**WHAT YOU HAVE TO DO**
The records that follow are to be repeated exactly, with the pictures removed.

○ ○ ○ ○

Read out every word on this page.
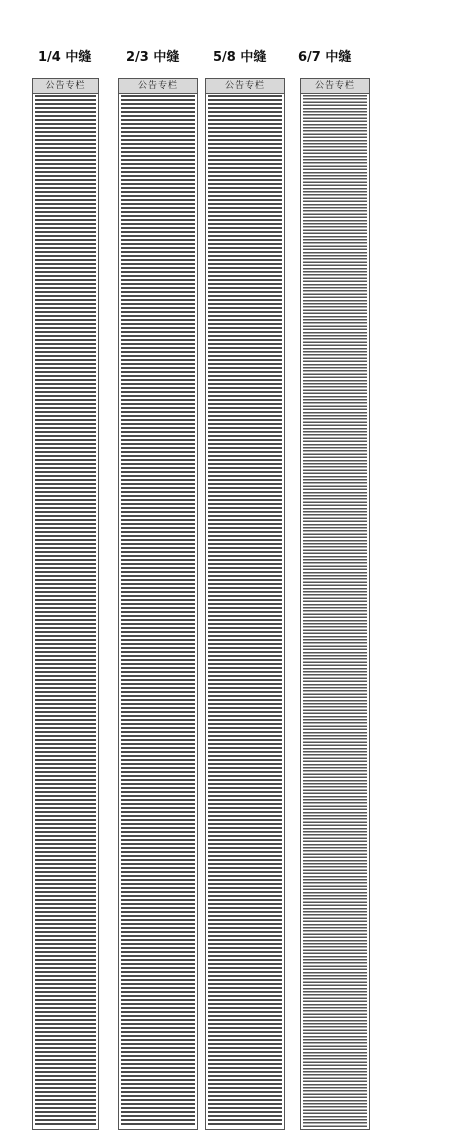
1/4 中缝	2/3 中缝	5/8 中缝 6/7 中缝
公告专栏	公告专栏	公告专栏	公告专栏
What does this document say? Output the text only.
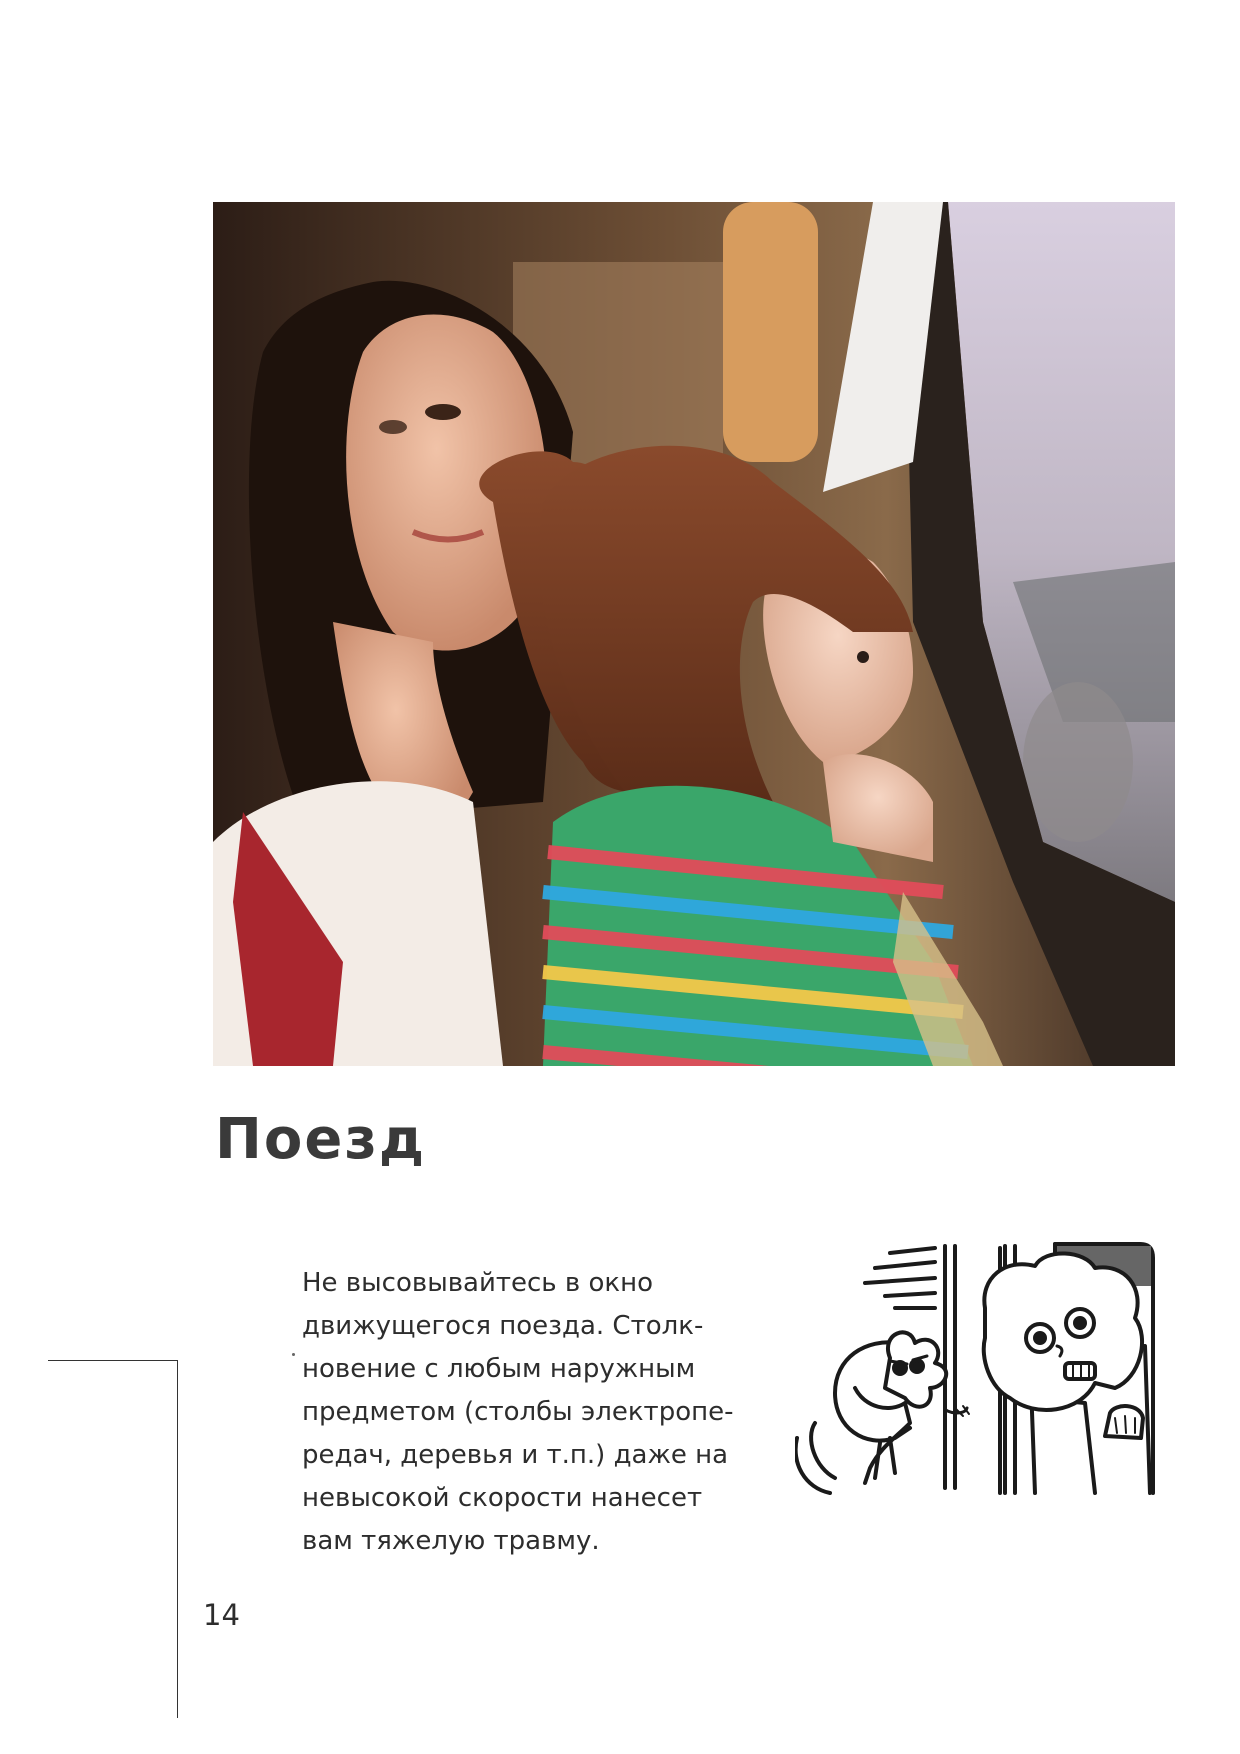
Поезд

Не высовывайтесь в окно
движущегося поезда. Столк-
новение с любым наружным
предметом (столбы электропе-
редач, деревья и т.п.) даже на
невысокой скорости нанесет
вам тяжелую травму.

14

○ ○ ○ ○

**SOLUTION BELOW**
Read out every word on this page.
1/4 中缝	2/3 中缝	5/8 中缝 6/7 中缝
公告专栏	公告专栏	公告专栏	公告专栏
What does this document say? Output the text only.
Поезд

Не высовывайтесь в окно
движущегося поезда. Столк-
новение с любым наружным
предметом (столбы электропе-
редач, деревья и т.п.) даже на
невысокой скорости нанесет
вам тяжелую травму.

14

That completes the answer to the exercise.